> _WRITTEN EXERCISE_:
The exercise asks you to copy every line below in which "include" appears.

[Stored data]
--*--
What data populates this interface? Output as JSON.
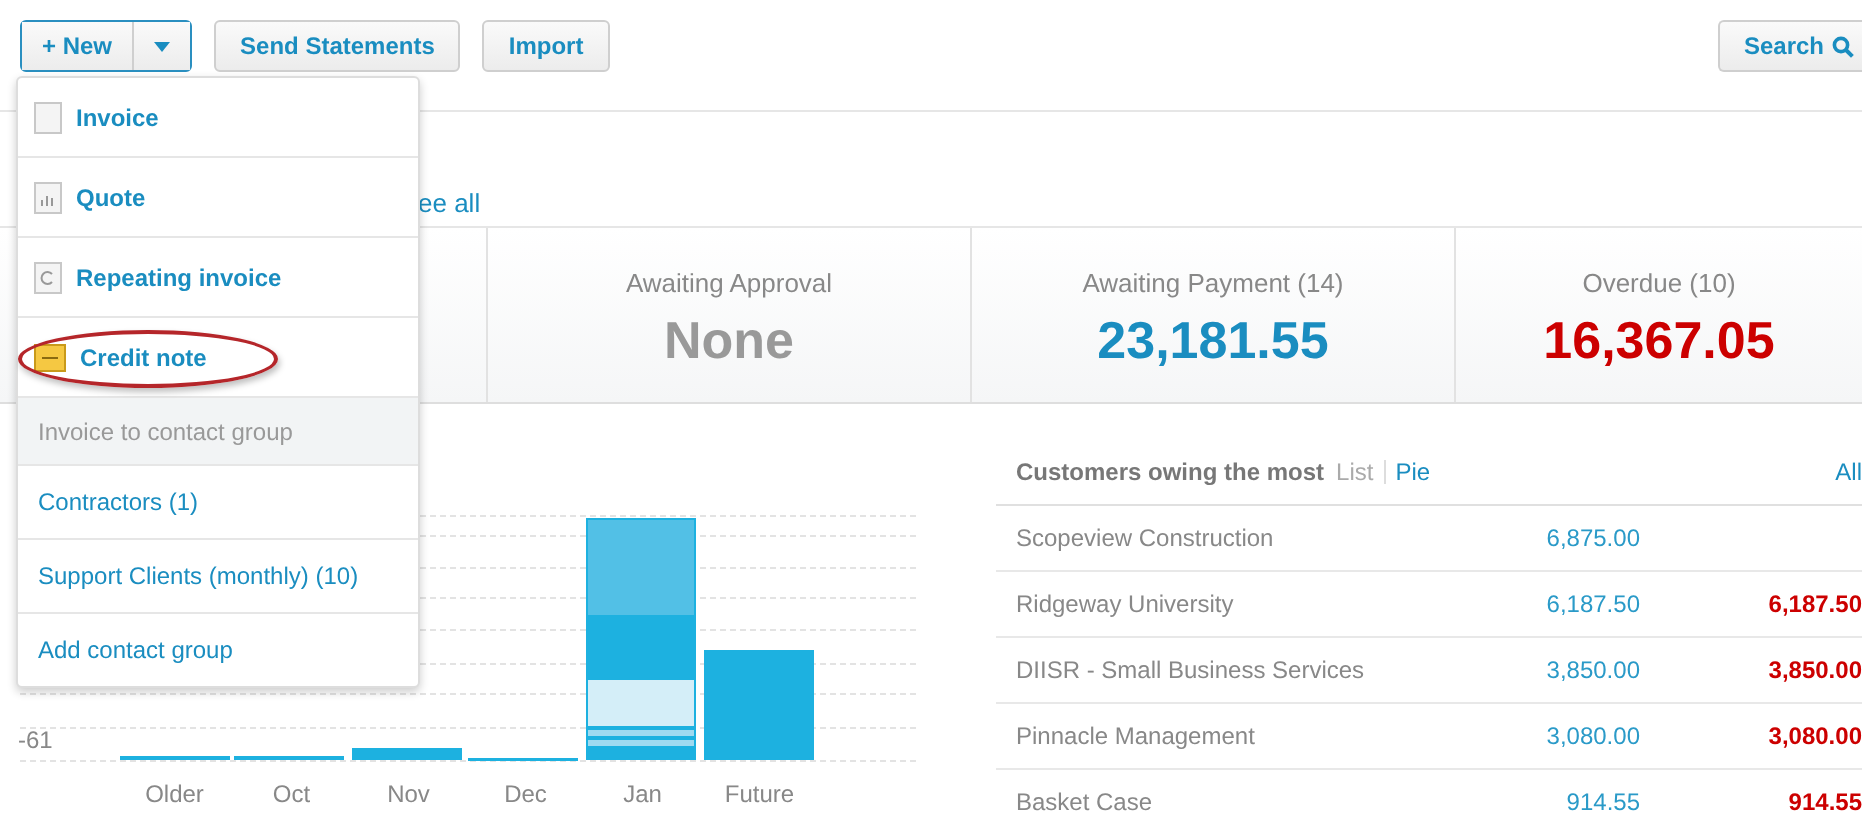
{
  "toolbar": {
    "new_button": "+ New",
    "buttons": [
      "Send Statements",
      "Import"
    ],
    "search_button": "Search"
  },
  "see_all_link": "ee all",
  "summary": [
    {
      "title": "Awaiting Approval",
      "value": "None",
      "kind": "none"
    },
    {
      "title": "Awaiting Payment (14)",
      "value": "23,181.55",
      "kind": "payment"
    },
    {
      "title": "Overdue (10)",
      "value": "16,367.05",
      "kind": "overdue"
    }
  ],
  "chart": {
    "y_label": "-61",
    "x_labels": [
      "Older",
      "Oct",
      "Nov",
      "Dec",
      "Jan",
      "Future"
    ]
  },
  "customers": {
    "title": "Customers owing the most",
    "view_options": [
      {
        "label": "List",
        "selected": true
      },
      {
        "label": "Pie",
        "selected": false
      }
    ],
    "all_link": "All",
    "rows": [
      {
        "name": "Scopeview Construction",
        "amount": "6,875.00"
      },
      {
        "name": "Ridgeway University",
        "amount": "6,187.50",
        "overdue": "6,187.50"
      },
      {
        "name": "DIISR - Small Business Services",
        "amount": "3,850.00",
        "overdue": "3,850.00"
      },
      {
        "name": "Pinnacle Management",
        "amount": "3,080.00",
        "overdue": "3,080.00"
      },
      {
        "name": "Basket Case",
        "amount": "914.55",
        "overdue": "914.55"
      }
    ]
  },
  "menu": {
    "items": [
      {
        "label": "Invoice",
        "kind": "invoice",
        "highlighted": false
      },
      {
        "label": "Quote",
        "kind": "quote",
        "highlighted": false
      },
      {
        "label": "Repeating invoice",
        "kind": "repeat",
        "highlighted": false
      },
      {
        "label": "Credit note",
        "kind": "credit",
        "highlighted": true
      }
    ],
    "group_header": "Invoice to contact group",
    "groups": [
      "Contractors (1)",
      "Support Clients (monthly) (10)"
    ],
    "add_group": "Add contact group"
  }
}
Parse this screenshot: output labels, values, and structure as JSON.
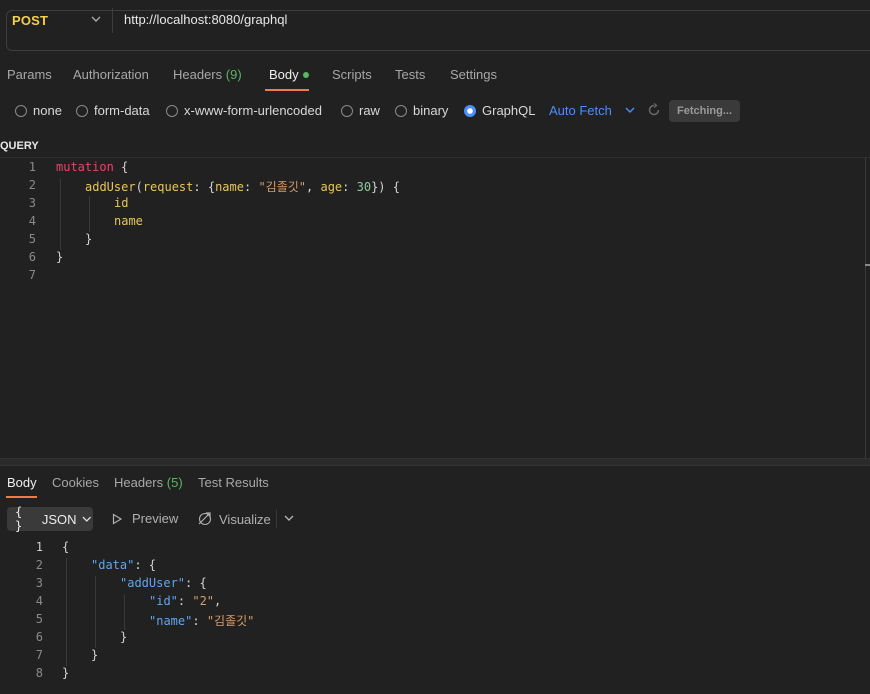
{
  "request": {
    "method": "POST",
    "url": "http://localhost:8080/graphql"
  },
  "request_tabs": {
    "params": "Params",
    "authorization": "Authorization",
    "headers": "Headers",
    "headers_count": "(9)",
    "body": "Body",
    "scripts": "Scripts",
    "tests": "Tests",
    "settings": "Settings"
  },
  "body_types": {
    "none": "none",
    "form_data": "form-data",
    "urlencoded": "x-www-form-urlencoded",
    "raw": "raw",
    "binary": "binary",
    "graphql": "GraphQL",
    "selected": "GraphQL"
  },
  "auto_fetch": "Auto Fetch",
  "fetching": "Fetching...",
  "query_label": "QUERY",
  "query_lines": [
    "1",
    "2",
    "3",
    "4",
    "5",
    "6",
    "7"
  ],
  "query_code": {
    "l1_kw": "mutation",
    "l1_brace": " {",
    "l2_fn": "addUser",
    "l2_p1": "(",
    "l2_arg1": "request",
    "l2_p2": ": {",
    "l2_arg2": "name",
    "l2_p3": ": ",
    "l2_str": "\"김졸깃\"",
    "l2_p4": ", ",
    "l2_arg3": "age",
    "l2_p5": ": ",
    "l2_num": "30",
    "l2_p6": "}) {",
    "l3": "id",
    "l4": "name",
    "l5": "}",
    "l6": "}"
  },
  "response_tabs": {
    "body": "Body",
    "cookies": "Cookies",
    "headers": "Headers",
    "headers_count": "(5)",
    "test_results": "Test Results"
  },
  "response_format": {
    "json": "JSON",
    "preview": "Preview",
    "visualize": "Visualize"
  },
  "response_lines": [
    "1",
    "2",
    "3",
    "4",
    "5",
    "6",
    "7",
    "8"
  ],
  "response_code": {
    "l1": "{",
    "l2_key": "\"data\"",
    "l2_rest": ": {",
    "l3_key": "\"addUser\"",
    "l3_rest": ": {",
    "l4_key": "\"id\"",
    "l4_colon": ": ",
    "l4_val": "\"2\"",
    "l4_comma": ",",
    "l5_key": "\"name\"",
    "l5_colon": ": ",
    "l5_val": "\"김졸깃\"",
    "l6": "}",
    "l7": "}",
    "l8": "}"
  },
  "colors": {
    "method": "#f5d04a",
    "accent_tab": "#ef7b45",
    "link_blue": "#4c8dff",
    "count_green": "#5ab663",
    "keyword": "#e8446d",
    "string": "#d69d6f",
    "json_key": "#5fa6f0"
  }
}
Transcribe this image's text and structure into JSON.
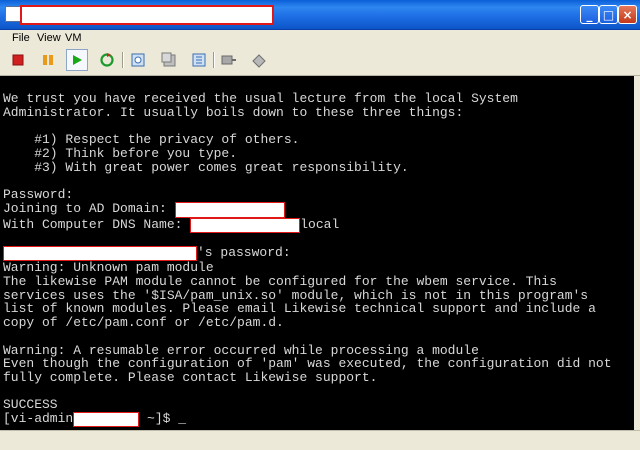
{
  "window": {
    "title": "",
    "buttons": {
      "minimize": "_",
      "maximize": "□",
      "close": "×"
    }
  },
  "menu": {
    "items": [
      "File",
      "View",
      "VM"
    ]
  },
  "toolbar": {
    "icons": [
      "power-off-icon",
      "pause-icon",
      "play-icon",
      "reset-icon",
      "snapshot-icon",
      "revert-snapshot-icon",
      "snapshot-manager-icon",
      "removable-devices-icon",
      "settings-icon"
    ],
    "colors": {
      "power_off": "#d02020",
      "pause": "#e89a1a",
      "play": "#18a818",
      "reset": "#1a9a2a"
    }
  },
  "console": {
    "lines": [
      "We trust you have received the usual lecture from the local System",
      "Administrator. It usually boils down to these three things:",
      "",
      "    #1) Respect the privacy of others.",
      "    #2) Think before you type.",
      "    #3) With great power comes great responsibility.",
      "",
      "Password:",
      "Joining to AD Domain: ",
      "With Computer DNS Name: ",
      "",
      "",
      "Warning: Unknown pam module",
      "The likewise PAM module cannot be configured for the wbem service. This",
      "services uses the '$ISA/pam_unix.so' module, which is not in this program's",
      "list of known modules. Please email Likewise technical support and include a",
      "copy of /etc/pam.conf or /etc/pam.d.",
      "",
      "Warning: A resumable error occurred while processing a module",
      "Even though the configuration of 'pam' was executed, the configuration did not",
      "fully complete. Please contact Likewise support.",
      "",
      "SUCCESS",
      "[vi-admin"
    ],
    "dns_suffix": "local",
    "password_prompt_suffix": "'s password:",
    "prompt_suffix": " ~]$ _"
  }
}
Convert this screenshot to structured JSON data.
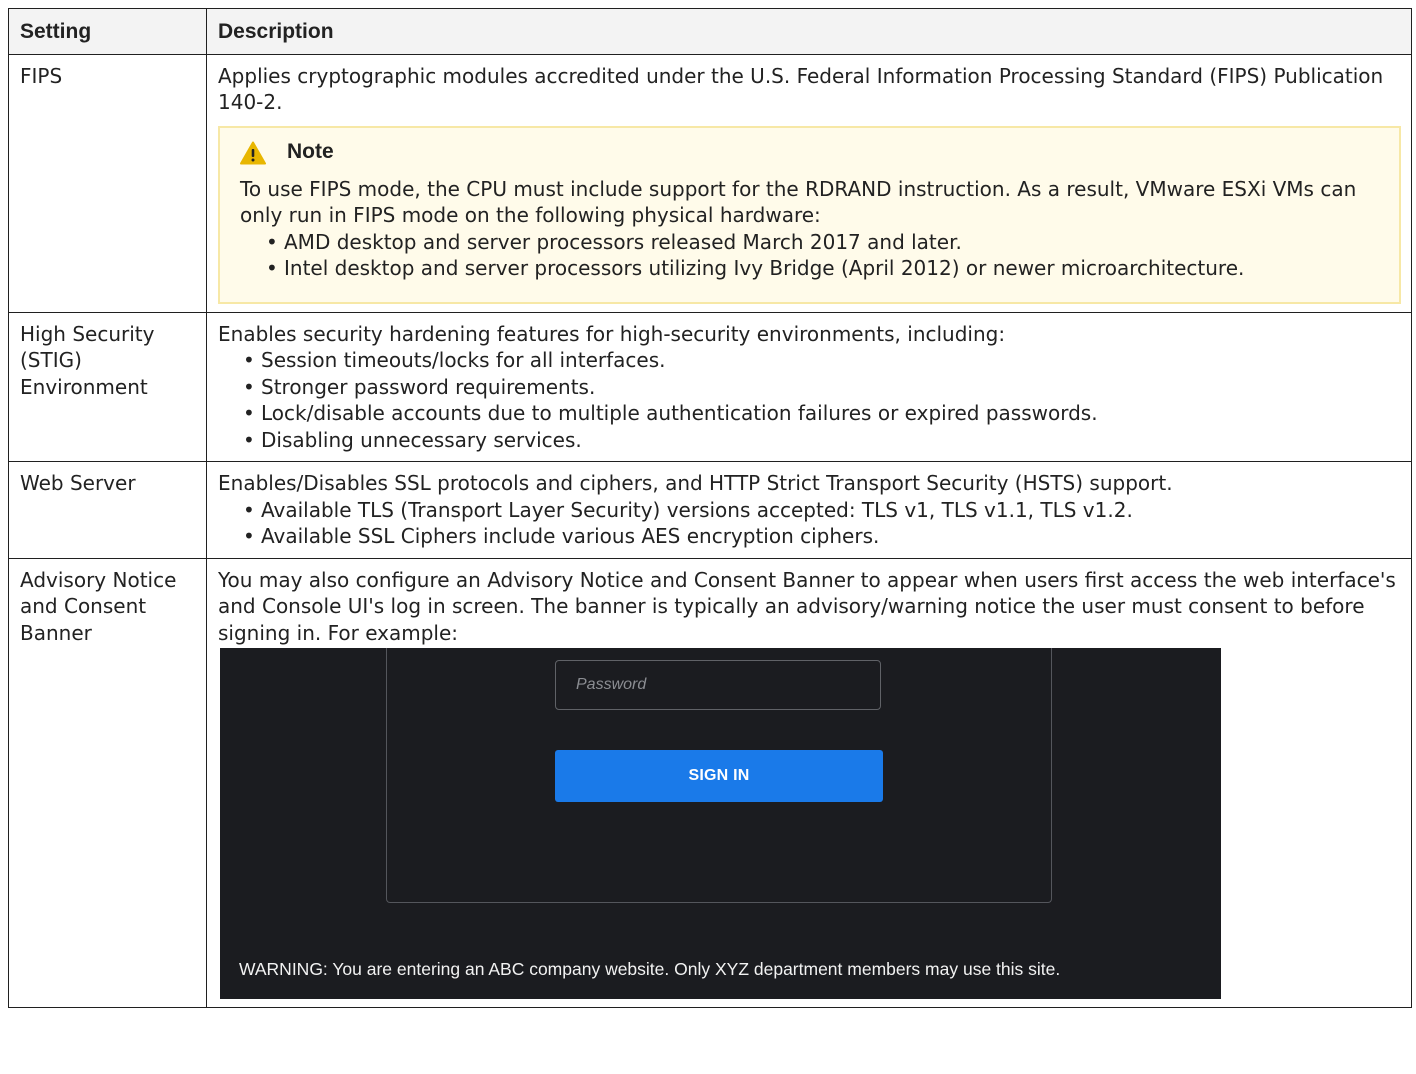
{
  "table": {
    "headers": {
      "setting": "Setting",
      "description": "Description"
    },
    "rows": [
      {
        "setting": "FIPS",
        "intro": "Applies cryptographic modules accredited under the U.S. Federal Information Processing Standard (FIPS) Publication 140-2.",
        "note": {
          "icon": "warning-icon",
          "title": "Note",
          "text": "To use FIPS mode, the CPU must include support for the RDRAND instruction. As a result, VMware ESXi VMs can only run in FIPS mode on the following physical hardware:",
          "bullets": [
            "AMD desktop and server processors released March 2017 and later.",
            "Intel desktop and server processors utilizing Ivy Bridge (April 2012) or newer microarchitecture."
          ]
        }
      },
      {
        "setting": "High Security (STIG) Environment",
        "intro": "Enables security hardening features for high-security environments, including:",
        "bullets": [
          "Session timeouts/locks for all interfaces.",
          "Stronger password requirements.",
          "Lock/disable accounts due to multiple authentication failures or expired passwords.",
          "Disabling unnecessary services."
        ]
      },
      {
        "setting": "Web Server",
        "intro": "Enables/Disables SSL protocols and ciphers, and HTTP Strict Transport Security (HSTS) support.",
        "bullets": [
          "Available TLS (Transport Layer Security) versions accepted: TLS v1, TLS v1.1, TLS v1.2.",
          "Available SSL Ciphers include various AES encryption ciphers."
        ]
      },
      {
        "setting": "Advisory Notice and Consent Banner",
        "intro": "You may also configure an Advisory Notice and Consent Banner to appear when users first access the web interface's and Console UI's log in screen. The banner is typically an advisory/warning notice the user must consent to before signing in. For example:",
        "example": {
          "password_placeholder": "Password",
          "sign_in_label": "SIGN IN",
          "warning_text": "WARNING: You are entering an ABC company website. Only XYZ department members may use this site."
        }
      }
    ]
  },
  "colors": {
    "note_background": "#fffbea",
    "note_border": "#f7e8a6",
    "warning_icon": "#e8b600",
    "example_background": "#1b1c20",
    "sign_in_button": "#1a7ae9"
  }
}
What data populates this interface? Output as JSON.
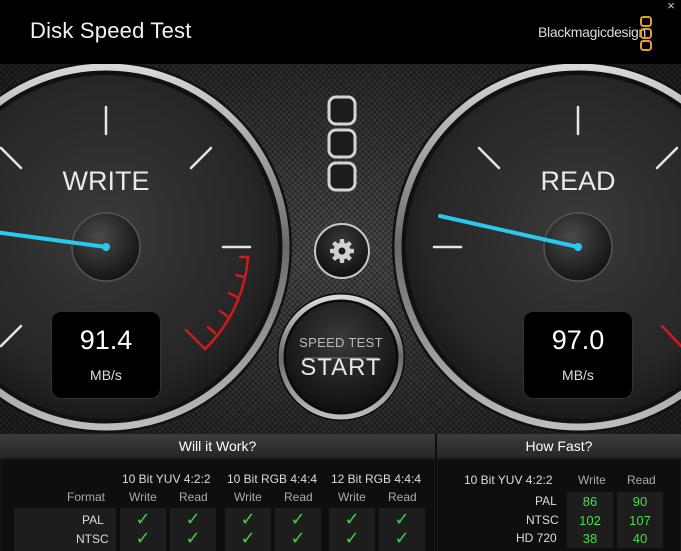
--*--
> _CORRECT OUTPUT_:
      "list of known modules. Please email Likewise technical support and include a",
          "text": "To use FIPS mode, the CPU must include support for the RDRAND instruction. As a result, VMware ESXi VMs can only run in FIPS mode on the following physical hardware:",
          "Available SSL Ciphers include various AES encryption ciphers."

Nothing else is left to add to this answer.